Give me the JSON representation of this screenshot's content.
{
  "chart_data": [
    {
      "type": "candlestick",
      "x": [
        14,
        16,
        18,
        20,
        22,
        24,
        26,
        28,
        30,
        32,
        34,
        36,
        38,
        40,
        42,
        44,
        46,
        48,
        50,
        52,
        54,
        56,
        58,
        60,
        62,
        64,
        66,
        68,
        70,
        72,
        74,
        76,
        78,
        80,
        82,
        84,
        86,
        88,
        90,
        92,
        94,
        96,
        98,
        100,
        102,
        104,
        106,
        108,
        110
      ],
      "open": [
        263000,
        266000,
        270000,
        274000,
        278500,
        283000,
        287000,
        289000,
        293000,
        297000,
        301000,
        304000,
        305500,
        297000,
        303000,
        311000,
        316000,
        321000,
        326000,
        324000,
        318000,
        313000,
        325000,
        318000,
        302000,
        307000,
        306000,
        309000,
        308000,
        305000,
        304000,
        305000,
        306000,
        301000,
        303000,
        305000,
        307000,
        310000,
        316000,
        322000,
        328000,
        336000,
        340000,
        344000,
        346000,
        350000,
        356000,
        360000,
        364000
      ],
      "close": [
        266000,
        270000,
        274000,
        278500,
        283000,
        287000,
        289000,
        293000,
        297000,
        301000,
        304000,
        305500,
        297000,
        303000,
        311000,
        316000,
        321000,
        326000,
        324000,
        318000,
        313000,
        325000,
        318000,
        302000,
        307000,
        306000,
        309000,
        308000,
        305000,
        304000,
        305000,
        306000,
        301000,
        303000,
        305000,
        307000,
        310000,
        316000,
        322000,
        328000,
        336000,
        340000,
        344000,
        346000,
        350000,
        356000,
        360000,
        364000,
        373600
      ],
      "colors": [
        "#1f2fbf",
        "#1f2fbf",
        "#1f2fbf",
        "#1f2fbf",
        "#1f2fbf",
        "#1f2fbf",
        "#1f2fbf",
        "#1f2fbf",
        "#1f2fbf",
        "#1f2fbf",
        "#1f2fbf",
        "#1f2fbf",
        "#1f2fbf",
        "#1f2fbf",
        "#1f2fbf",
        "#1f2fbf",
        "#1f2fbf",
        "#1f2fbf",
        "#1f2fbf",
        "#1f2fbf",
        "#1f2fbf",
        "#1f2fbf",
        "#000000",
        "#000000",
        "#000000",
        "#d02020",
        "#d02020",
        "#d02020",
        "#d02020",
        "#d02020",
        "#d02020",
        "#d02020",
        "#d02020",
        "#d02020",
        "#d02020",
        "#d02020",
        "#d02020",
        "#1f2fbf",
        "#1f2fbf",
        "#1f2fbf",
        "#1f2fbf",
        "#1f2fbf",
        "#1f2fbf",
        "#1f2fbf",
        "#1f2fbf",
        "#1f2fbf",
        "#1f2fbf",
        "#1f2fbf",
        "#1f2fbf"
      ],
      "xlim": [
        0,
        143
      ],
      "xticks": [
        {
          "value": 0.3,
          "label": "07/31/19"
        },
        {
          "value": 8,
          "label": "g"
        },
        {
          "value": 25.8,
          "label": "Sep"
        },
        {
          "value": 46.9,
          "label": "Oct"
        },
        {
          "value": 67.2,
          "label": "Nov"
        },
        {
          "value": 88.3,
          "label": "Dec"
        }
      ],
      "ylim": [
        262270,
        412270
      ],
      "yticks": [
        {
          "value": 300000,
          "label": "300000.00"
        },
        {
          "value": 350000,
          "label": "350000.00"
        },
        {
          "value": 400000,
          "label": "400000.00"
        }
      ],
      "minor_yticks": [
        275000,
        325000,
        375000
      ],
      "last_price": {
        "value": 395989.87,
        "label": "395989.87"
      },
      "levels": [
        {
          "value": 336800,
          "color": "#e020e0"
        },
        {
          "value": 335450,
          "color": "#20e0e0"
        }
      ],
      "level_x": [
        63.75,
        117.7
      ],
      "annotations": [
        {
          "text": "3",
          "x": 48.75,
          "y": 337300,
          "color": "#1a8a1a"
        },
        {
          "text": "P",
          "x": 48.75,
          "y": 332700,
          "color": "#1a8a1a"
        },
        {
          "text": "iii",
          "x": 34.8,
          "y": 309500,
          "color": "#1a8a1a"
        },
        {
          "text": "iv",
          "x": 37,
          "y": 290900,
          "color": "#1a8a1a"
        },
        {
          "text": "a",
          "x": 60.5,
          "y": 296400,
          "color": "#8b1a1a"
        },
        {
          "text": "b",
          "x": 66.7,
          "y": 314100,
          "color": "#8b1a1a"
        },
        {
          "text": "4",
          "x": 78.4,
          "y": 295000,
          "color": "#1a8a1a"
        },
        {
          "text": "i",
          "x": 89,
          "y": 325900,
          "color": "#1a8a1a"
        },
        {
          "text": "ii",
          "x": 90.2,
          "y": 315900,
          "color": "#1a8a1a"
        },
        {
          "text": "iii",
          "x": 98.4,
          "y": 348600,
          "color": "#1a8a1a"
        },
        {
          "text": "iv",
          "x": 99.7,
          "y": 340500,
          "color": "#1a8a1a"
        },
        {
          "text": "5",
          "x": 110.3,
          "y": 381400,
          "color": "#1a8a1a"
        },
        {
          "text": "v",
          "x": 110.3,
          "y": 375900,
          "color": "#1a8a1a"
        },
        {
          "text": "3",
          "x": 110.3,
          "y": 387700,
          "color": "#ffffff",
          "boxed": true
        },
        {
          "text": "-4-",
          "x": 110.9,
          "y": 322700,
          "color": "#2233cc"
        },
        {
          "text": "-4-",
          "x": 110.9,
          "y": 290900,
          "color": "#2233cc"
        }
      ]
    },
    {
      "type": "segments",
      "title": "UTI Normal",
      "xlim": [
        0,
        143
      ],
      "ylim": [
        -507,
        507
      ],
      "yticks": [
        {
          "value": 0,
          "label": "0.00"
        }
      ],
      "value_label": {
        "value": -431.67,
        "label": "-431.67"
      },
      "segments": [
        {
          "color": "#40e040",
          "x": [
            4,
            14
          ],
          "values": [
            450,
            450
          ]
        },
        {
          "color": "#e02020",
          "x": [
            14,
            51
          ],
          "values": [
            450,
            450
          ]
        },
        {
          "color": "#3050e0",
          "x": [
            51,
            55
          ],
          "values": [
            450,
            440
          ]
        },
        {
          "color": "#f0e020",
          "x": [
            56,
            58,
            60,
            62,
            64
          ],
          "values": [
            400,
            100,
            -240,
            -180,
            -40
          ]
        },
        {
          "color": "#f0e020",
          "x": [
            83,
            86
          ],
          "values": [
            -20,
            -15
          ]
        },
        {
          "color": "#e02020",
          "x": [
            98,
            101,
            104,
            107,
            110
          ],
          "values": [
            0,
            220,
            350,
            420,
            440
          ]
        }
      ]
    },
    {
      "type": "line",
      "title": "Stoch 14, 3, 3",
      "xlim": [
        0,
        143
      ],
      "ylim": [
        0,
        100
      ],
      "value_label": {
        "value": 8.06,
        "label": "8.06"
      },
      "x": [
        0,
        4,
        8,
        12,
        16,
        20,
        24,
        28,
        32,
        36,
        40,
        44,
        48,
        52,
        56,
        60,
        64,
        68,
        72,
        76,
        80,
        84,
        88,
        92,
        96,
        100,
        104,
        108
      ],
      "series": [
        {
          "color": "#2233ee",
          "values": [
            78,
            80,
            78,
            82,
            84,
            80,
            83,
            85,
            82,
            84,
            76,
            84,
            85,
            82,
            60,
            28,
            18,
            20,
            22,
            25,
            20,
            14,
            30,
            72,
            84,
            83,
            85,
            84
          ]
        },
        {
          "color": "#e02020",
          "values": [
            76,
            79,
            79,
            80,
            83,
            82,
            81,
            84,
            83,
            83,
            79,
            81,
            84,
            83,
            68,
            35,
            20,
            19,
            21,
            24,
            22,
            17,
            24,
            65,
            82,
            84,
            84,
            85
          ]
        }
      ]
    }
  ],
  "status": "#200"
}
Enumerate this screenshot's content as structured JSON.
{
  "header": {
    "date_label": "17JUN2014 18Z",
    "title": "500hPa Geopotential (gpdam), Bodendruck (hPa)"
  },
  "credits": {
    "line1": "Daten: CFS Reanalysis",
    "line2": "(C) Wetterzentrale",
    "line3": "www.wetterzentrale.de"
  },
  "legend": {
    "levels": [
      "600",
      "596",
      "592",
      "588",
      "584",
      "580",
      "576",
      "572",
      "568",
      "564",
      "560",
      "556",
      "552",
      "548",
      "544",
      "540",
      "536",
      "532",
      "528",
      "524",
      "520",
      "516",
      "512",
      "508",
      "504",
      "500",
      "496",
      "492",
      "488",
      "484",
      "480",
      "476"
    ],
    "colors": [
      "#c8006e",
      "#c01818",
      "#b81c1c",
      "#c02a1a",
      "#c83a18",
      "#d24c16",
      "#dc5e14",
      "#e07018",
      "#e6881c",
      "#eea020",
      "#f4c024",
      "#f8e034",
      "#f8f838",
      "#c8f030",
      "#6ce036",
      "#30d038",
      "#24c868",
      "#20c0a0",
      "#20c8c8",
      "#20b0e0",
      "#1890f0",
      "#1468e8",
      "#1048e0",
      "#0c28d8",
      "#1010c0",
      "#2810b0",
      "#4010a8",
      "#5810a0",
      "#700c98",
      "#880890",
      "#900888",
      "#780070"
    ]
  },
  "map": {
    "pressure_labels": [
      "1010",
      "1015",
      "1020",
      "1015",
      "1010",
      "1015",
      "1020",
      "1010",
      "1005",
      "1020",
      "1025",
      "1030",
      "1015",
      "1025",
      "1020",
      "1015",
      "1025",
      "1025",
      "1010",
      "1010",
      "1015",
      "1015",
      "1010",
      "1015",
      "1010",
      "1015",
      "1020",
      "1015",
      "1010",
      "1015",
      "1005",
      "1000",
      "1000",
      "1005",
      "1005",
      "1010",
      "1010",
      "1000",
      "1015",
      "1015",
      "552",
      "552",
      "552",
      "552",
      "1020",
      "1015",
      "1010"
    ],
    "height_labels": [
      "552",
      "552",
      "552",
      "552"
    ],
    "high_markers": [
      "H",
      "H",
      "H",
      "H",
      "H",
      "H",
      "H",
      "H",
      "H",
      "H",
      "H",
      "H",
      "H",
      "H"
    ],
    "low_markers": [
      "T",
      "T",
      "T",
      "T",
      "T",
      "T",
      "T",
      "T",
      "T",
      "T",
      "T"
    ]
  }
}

> _WHAT THIS TASK INVOLVES_
Return each line of the data that contains the string "screenshot".

> _REPLY TO THE TASK_
Give me the JSON representation of this screenshot's content.
Enumerate this screenshot's content as structured JSON.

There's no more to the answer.